Task requirements
Each entry here needs to be set down again exactly, please; pictures are left out.

Dataset entries
_ _ _ _ _

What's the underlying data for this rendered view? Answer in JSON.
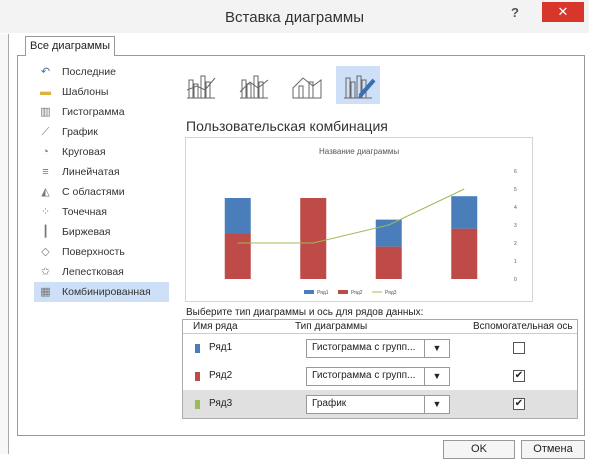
{
  "window": {
    "title": "Вставка диаграммы",
    "help": "?",
    "close": "✕"
  },
  "tab_label": "Все диаграммы",
  "chart_types": [
    {
      "label": "Последние",
      "icon": "recent-icon"
    },
    {
      "label": "Шаблоны",
      "icon": "folder-icon"
    },
    {
      "label": "Гистограмма",
      "icon": "column-chart-icon"
    },
    {
      "label": "График",
      "icon": "line-chart-icon"
    },
    {
      "label": "Круговая",
      "icon": "pie-chart-icon"
    },
    {
      "label": "Линейчатая",
      "icon": "bar-chart-icon"
    },
    {
      "label": "С областями",
      "icon": "area-chart-icon"
    },
    {
      "label": "Точечная",
      "icon": "scatter-chart-icon"
    },
    {
      "label": "Биржевая",
      "icon": "stock-chart-icon"
    },
    {
      "label": "Поверхность",
      "icon": "surface-chart-icon"
    },
    {
      "label": "Лепестковая",
      "icon": "radar-chart-icon"
    },
    {
      "label": "Комбинированная",
      "icon": "combo-chart-icon",
      "selected": true
    }
  ],
  "subtitle": "Пользовательская комбинация",
  "chart_data": {
    "type": "bar",
    "title": "Название диаграммы",
    "categories": [
      "",
      "",
      "",
      ""
    ],
    "series": [
      {
        "name": "Ряд1",
        "type": "bar",
        "values": [
          2.0,
          0,
          1.5,
          1.8
        ],
        "color": "#4a7ebb"
      },
      {
        "name": "Ряд2",
        "type": "bar",
        "values": [
          2.5,
          4.5,
          1.8,
          2.8
        ],
        "color": "#be4b48"
      },
      {
        "name": "Ряд3",
        "type": "line",
        "values": [
          2,
          2,
          3,
          5
        ],
        "color": "#9bbb59"
      }
    ],
    "ylim": [
      0,
      6
    ],
    "y2_ticks": [
      "0",
      "1",
      "2",
      "3",
      "4",
      "5",
      "6"
    ],
    "legend": [
      "Ряд1",
      "Ряд2",
      "Ряд3"
    ],
    "legend_position": "bottom",
    "grid": false
  },
  "series_table": {
    "title": "Выберите тип диаграммы и ось для рядов данных:",
    "headers": {
      "name": "Имя ряда",
      "type": "Тип диаграммы",
      "axis": "Вспомогательная ось"
    },
    "rows": [
      {
        "name": "Ряд1",
        "type": "Гистограмма с групп...",
        "secondary": false,
        "color": "#4a7ebb"
      },
      {
        "name": "Ряд2",
        "type": "Гистограмма с групп...",
        "secondary": true,
        "color": "#be4b48"
      },
      {
        "name": "Ряд3",
        "type": "График",
        "secondary": true,
        "color": "#9bbb59",
        "selected": true
      }
    ]
  },
  "buttons": {
    "ok": "OK",
    "cancel": "Отмена"
  }
}
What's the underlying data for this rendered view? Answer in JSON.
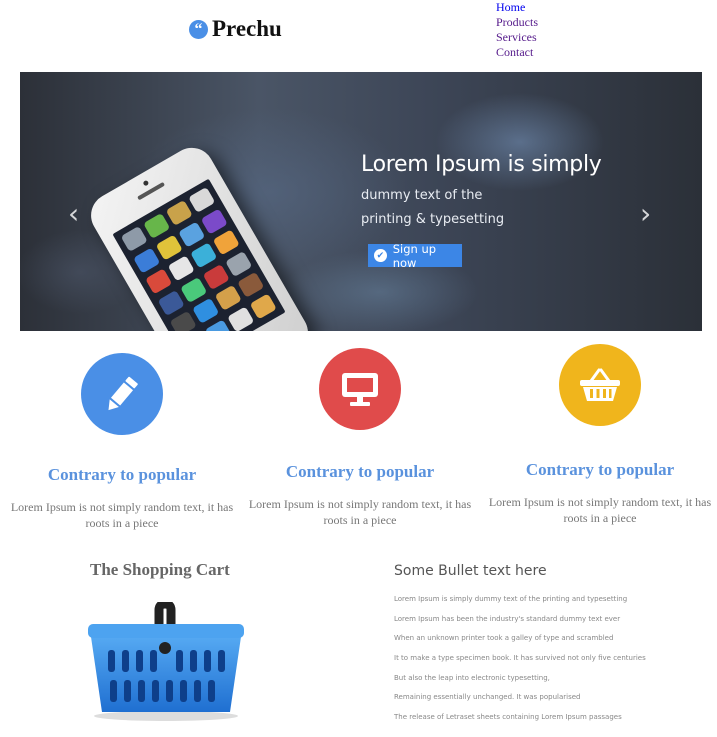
{
  "header": {
    "logo_glyph": "“",
    "logo_text": "Prechu",
    "nav": [
      "Home",
      "Products",
      "Services",
      "Contact"
    ]
  },
  "hero": {
    "headline": "Lorem Ipsum is simply",
    "subline_1": "dummy text of the",
    "subline_2": "printing & typesetting",
    "cta_label": "Sign up now",
    "prev_glyph": "‹",
    "next_glyph": "›"
  },
  "features": [
    {
      "icon": "pencil-icon",
      "color": "#4a8fe6",
      "title": "Contrary to popular",
      "text": "Lorem Ipsum is not simply random text, it has roots in a piece"
    },
    {
      "icon": "monitor-icon",
      "color": "#e04b4b",
      "title": "Contrary to popular",
      "text": "Lorem Ipsum is not simply random text, it has roots in a piece"
    },
    {
      "icon": "basket-icon",
      "color": "#f0b51c",
      "title": "Contrary to popular",
      "text": "Lorem Ipsum is not simply random text, it has roots in a piece"
    }
  ],
  "cart": {
    "title": "The Shopping Cart"
  },
  "bullets": {
    "title": "Some Bullet text here",
    "items": [
      "Lorem Ipsum is simply dummy text of the printing and typesetting",
      "Lorem Ipsum has been the industry's standard dummy text ever",
      "When an unknown printer took a galley of type and scrambled",
      "It to make a type specimen book. It has survived not only five centuries",
      "But also the leap into electronic typesetting,",
      "Remaining essentially unchanged. It was popularised",
      "The release of Letraset sheets containing Lorem Ipsum passages"
    ]
  }
}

_ _ _ _ _

The output
What's the underlying data for this rendered view? Answer in JSON.
{
  "window": {
    "title": "Вставка диаграммы",
    "help": "?",
    "close": "✕"
  },
  "tab_label": "Все диаграммы",
  "chart_types": [
    {
      "label": "Последние",
      "icon": "recent-icon"
    },
    {
      "label": "Шаблоны",
      "icon": "folder-icon"
    },
    {
      "label": "Гистограмма",
      "icon": "column-chart-icon"
    },
    {
      "label": "График",
      "icon": "line-chart-icon"
    },
    {
      "label": "Круговая",
      "icon": "pie-chart-icon"
    },
    {
      "label": "Линейчатая",
      "icon": "bar-chart-icon"
    },
    {
      "label": "С областями",
      "icon": "area-chart-icon"
    },
    {
      "label": "Точечная",
      "icon": "scatter-chart-icon"
    },
    {
      "label": "Биржевая",
      "icon": "stock-chart-icon"
    },
    {
      "label": "Поверхность",
      "icon": "surface-chart-icon"
    },
    {
      "label": "Лепестковая",
      "icon": "radar-chart-icon"
    },
    {
      "label": "Комбинированная",
      "icon": "combo-chart-icon",
      "selected": true
    }
  ],
  "subtitle": "Пользовательская комбинация",
  "chart_data": {
    "type": "bar",
    "title": "Название диаграммы",
    "categories": [
      "",
      "",
      "",
      ""
    ],
    "series": [
      {
        "name": "Ряд1",
        "type": "bar",
        "values": [
          2.0,
          0,
          1.5,
          1.8
        ],
        "color": "#4a7ebb"
      },
      {
        "name": "Ряд2",
        "type": "bar",
        "values": [
          2.5,
          4.5,
          1.8,
          2.8
        ],
        "color": "#be4b48"
      },
      {
        "name": "Ряд3",
        "type": "line",
        "values": [
          2,
          2,
          3,
          5
        ],
        "color": "#9bbb59"
      }
    ],
    "ylim": [
      0,
      6
    ],
    "y2_ticks": [
      "0",
      "1",
      "2",
      "3",
      "4",
      "5",
      "6"
    ],
    "legend": [
      "Ряд1",
      "Ряд2",
      "Ряд3"
    ],
    "legend_position": "bottom",
    "grid": false
  },
  "series_table": {
    "title": "Выберите тип диаграммы и ось для рядов данных:",
    "headers": {
      "name": "Имя ряда",
      "type": "Тип диаграммы",
      "axis": "Вспомогательная ось"
    },
    "rows": [
      {
        "name": "Ряд1",
        "type": "Гистограмма с групп...",
        "secondary": false,
        "color": "#4a7ebb"
      },
      {
        "name": "Ряд2",
        "type": "Гистограмма с групп...",
        "secondary": true,
        "color": "#be4b48"
      },
      {
        "name": "Ряд3",
        "type": "График",
        "secondary": true,
        "color": "#9bbb59",
        "selected": true
      }
    ]
  },
  "buttons": {
    "ok": "OK",
    "cancel": "Отмена"
  }
}
What's the underlying data for this rendered view? Answer in JSON.
{
  "header": {
    "logo_glyph": "“",
    "logo_text": "Prechu",
    "nav": [
      "Home",
      "Products",
      "Services",
      "Contact"
    ]
  },
  "hero": {
    "headline": "Lorem Ipsum is simply",
    "subline_1": "dummy text of the",
    "subline_2": "printing & typesetting",
    "cta_label": "Sign up now",
    "prev_glyph": "‹",
    "next_glyph": "›"
  },
  "features": [
    {
      "icon": "pencil-icon",
      "color": "#4a8fe6",
      "title": "Contrary to popular",
      "text": "Lorem Ipsum is not simply random text, it has roots in a piece"
    },
    {
      "icon": "monitor-icon",
      "color": "#e04b4b",
      "title": "Contrary to popular",
      "text": "Lorem Ipsum is not simply random text, it has roots in a piece"
    },
    {
      "icon": "basket-icon",
      "color": "#f0b51c",
      "title": "Contrary to popular",
      "text": "Lorem Ipsum is not simply random text, it has roots in a piece"
    }
  ],
  "cart": {
    "title": "The Shopping Cart"
  },
  "bullets": {
    "title": "Some Bullet text here",
    "items": [
      "Lorem Ipsum is simply dummy text of the printing and typesetting",
      "Lorem Ipsum has been the industry's standard dummy text ever",
      "When an unknown printer took a galley of type and scrambled",
      "It to make a type specimen book. It has survived not only five centuries",
      "But also the leap into electronic typesetting,",
      "Remaining essentially unchanged. It was popularised",
      "The release of Letraset sheets containing Lorem Ipsum passages"
    ]
  }
}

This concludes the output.